▶ **PROBLEM**: Take each line containing the word "Output" and copy it.

▶ **EXTRACTED DATA**:
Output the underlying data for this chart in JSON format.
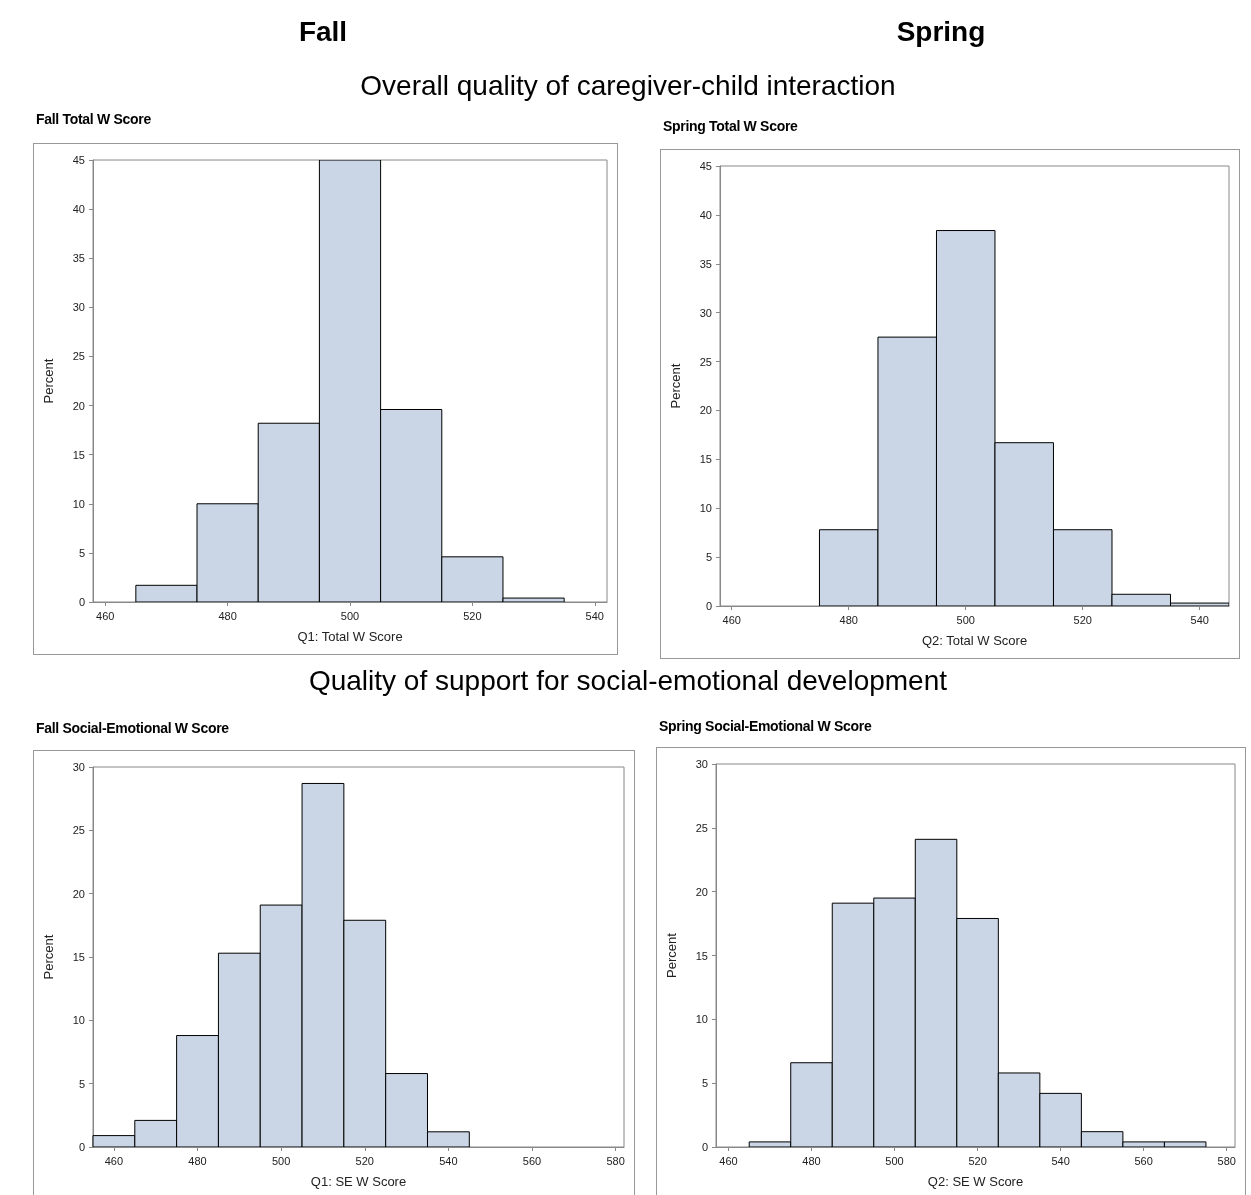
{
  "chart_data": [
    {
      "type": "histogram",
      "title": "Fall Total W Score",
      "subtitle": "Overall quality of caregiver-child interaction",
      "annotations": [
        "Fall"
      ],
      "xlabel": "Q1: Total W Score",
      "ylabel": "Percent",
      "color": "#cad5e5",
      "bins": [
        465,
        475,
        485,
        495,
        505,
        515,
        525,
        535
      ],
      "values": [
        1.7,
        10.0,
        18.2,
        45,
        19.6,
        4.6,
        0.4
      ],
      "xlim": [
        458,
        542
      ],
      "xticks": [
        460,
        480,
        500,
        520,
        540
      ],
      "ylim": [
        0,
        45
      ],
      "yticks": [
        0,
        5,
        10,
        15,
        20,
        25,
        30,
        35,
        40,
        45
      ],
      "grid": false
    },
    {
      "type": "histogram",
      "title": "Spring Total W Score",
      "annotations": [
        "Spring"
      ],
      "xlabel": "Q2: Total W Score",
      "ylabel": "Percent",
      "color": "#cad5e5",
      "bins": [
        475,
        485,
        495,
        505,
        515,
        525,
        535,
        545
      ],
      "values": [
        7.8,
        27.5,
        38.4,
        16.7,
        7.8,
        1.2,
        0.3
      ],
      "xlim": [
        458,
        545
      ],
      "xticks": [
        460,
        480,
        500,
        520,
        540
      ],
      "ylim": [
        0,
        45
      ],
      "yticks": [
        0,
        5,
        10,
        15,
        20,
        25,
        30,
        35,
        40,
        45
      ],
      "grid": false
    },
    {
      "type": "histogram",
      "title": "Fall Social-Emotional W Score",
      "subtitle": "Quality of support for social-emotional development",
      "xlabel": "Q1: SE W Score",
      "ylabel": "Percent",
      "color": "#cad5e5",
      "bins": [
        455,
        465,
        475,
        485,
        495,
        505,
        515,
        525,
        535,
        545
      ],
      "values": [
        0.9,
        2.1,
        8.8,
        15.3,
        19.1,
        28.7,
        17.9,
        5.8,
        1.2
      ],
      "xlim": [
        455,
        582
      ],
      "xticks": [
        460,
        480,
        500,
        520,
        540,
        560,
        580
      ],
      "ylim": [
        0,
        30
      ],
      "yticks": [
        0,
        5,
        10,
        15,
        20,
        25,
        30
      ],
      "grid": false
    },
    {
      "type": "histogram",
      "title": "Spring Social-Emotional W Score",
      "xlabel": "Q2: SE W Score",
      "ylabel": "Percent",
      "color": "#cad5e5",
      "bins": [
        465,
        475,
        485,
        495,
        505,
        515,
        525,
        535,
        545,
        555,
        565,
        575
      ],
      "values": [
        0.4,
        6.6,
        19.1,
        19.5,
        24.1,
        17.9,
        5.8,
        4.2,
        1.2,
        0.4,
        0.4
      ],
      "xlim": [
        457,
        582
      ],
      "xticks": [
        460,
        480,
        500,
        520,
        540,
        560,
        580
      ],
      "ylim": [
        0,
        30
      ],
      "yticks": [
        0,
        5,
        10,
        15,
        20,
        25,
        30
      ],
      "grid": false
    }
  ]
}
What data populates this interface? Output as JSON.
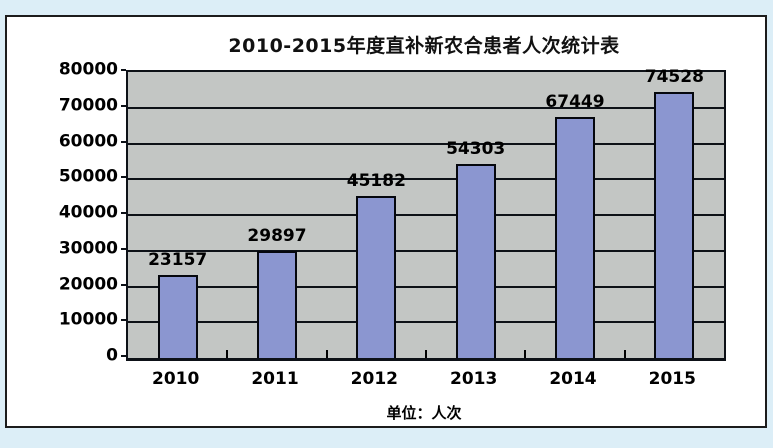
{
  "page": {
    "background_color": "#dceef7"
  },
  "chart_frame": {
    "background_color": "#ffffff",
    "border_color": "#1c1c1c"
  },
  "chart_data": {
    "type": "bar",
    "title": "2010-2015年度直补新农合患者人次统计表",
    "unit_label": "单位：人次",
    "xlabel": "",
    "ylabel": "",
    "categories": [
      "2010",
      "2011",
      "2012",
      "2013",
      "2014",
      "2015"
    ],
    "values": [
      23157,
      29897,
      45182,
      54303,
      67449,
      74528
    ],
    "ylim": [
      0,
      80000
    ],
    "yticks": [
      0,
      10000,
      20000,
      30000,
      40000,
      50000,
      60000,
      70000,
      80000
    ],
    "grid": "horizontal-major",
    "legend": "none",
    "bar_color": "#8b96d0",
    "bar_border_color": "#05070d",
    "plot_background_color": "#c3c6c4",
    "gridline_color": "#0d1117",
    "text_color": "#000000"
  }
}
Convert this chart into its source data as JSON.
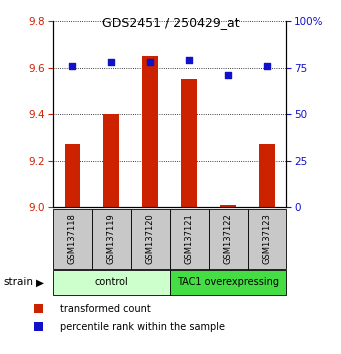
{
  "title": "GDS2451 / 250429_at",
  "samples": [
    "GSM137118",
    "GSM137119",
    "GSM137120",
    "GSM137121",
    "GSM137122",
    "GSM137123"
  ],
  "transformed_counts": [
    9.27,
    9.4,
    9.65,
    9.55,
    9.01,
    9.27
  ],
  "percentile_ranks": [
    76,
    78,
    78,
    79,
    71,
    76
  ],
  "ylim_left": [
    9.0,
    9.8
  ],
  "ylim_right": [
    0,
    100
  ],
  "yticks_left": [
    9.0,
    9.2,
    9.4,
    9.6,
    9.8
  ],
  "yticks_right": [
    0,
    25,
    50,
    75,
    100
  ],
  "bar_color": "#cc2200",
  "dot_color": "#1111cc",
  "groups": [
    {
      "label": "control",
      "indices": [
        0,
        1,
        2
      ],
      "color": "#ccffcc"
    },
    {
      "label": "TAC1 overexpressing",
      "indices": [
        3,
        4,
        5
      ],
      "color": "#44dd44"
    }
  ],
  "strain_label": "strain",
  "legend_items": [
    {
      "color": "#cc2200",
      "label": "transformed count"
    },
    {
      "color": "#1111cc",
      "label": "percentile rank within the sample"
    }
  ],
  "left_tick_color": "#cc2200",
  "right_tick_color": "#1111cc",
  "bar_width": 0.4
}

--

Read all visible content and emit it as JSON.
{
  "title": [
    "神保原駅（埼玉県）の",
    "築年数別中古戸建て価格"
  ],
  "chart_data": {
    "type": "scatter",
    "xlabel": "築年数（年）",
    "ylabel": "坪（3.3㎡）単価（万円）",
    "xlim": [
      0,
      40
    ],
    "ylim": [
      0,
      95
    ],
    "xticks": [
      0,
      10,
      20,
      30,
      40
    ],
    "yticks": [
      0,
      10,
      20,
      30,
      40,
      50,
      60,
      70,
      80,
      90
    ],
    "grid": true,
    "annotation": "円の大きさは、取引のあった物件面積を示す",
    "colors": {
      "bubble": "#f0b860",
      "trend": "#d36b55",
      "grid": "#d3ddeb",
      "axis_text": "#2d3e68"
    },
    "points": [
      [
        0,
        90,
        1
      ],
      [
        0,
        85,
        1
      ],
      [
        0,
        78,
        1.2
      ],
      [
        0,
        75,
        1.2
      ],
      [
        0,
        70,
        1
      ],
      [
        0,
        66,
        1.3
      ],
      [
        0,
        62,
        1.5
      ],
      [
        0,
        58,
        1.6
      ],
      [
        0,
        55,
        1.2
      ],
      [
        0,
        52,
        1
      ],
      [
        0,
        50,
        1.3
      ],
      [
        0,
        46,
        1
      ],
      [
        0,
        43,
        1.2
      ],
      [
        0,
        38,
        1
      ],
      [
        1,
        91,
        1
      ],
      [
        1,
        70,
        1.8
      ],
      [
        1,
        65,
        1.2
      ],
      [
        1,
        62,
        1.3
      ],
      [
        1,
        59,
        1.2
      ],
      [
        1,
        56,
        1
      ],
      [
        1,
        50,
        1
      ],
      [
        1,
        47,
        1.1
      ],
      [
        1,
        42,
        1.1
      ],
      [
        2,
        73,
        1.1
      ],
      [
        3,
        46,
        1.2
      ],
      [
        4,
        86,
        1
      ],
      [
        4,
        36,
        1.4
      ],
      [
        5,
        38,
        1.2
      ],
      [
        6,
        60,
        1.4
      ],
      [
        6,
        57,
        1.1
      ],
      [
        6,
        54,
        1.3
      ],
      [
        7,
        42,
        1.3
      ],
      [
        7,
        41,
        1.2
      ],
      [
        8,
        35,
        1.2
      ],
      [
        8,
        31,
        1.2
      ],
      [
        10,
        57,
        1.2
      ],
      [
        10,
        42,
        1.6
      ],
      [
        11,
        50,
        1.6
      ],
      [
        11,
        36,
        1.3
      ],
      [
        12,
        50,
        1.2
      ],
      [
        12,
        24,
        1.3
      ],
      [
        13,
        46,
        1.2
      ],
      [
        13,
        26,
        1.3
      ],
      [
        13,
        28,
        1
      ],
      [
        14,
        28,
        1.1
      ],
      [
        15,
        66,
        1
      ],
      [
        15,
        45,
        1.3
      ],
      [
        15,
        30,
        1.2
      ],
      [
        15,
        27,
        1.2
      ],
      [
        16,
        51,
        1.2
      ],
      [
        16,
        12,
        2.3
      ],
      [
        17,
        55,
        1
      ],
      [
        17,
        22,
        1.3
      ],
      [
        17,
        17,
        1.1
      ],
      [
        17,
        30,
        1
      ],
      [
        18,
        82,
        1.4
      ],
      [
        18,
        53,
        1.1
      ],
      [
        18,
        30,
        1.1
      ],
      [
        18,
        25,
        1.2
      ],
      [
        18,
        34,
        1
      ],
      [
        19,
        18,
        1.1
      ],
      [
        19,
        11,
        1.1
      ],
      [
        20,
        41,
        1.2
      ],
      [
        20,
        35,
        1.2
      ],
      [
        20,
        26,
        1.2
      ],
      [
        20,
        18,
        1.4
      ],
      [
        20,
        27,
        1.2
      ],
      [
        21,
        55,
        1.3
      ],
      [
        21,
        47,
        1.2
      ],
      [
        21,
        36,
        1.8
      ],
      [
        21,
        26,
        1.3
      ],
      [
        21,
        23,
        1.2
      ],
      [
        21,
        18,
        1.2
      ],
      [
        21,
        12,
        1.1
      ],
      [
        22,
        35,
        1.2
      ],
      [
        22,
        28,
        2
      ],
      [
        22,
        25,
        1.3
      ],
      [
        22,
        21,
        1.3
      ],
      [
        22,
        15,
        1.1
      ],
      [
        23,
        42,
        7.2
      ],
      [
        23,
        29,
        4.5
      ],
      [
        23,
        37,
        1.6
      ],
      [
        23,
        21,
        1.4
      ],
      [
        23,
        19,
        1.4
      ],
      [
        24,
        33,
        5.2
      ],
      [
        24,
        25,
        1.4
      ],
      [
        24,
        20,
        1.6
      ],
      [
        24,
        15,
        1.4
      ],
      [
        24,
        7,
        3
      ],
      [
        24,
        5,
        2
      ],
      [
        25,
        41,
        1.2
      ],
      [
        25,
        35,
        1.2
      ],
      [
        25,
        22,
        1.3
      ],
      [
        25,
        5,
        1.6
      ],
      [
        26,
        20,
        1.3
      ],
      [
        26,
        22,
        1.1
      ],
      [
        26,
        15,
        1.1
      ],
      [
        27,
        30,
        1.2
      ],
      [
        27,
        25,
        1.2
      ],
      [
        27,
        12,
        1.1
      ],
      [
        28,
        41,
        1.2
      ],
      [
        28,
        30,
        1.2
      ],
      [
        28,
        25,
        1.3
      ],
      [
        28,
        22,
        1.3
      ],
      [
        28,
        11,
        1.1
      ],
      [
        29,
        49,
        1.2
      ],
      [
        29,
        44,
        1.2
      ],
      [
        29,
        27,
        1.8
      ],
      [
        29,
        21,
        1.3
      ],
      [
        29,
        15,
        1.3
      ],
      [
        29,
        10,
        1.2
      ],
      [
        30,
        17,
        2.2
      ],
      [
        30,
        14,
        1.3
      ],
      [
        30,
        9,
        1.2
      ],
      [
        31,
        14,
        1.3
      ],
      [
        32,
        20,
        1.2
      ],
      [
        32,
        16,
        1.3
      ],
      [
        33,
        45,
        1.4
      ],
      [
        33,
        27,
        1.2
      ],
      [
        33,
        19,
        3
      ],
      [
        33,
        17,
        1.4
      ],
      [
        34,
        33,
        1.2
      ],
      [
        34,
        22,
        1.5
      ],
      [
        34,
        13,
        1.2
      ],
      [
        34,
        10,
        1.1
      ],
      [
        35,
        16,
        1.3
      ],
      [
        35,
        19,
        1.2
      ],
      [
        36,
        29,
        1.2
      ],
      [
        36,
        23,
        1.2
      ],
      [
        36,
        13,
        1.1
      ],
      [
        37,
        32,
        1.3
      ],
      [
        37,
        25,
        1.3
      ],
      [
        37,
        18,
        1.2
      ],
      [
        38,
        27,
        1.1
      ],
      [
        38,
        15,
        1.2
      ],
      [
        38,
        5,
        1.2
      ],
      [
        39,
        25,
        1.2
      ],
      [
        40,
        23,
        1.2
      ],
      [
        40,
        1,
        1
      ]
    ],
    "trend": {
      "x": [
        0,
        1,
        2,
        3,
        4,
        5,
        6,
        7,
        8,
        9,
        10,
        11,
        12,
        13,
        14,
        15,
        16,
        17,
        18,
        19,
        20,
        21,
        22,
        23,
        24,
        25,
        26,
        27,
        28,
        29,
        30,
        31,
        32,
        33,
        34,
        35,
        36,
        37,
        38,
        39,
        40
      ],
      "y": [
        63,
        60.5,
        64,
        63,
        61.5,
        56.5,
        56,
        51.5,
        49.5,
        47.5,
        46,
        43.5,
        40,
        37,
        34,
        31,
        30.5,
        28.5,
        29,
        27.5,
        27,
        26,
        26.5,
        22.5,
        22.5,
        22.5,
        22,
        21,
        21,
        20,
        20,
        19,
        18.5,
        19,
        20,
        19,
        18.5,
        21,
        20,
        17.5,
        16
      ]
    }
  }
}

▶ **ANSWER FOR THE TASK**:
Output the underlying data for this chart in JSON format.
What data populates this interface? Output as JSON.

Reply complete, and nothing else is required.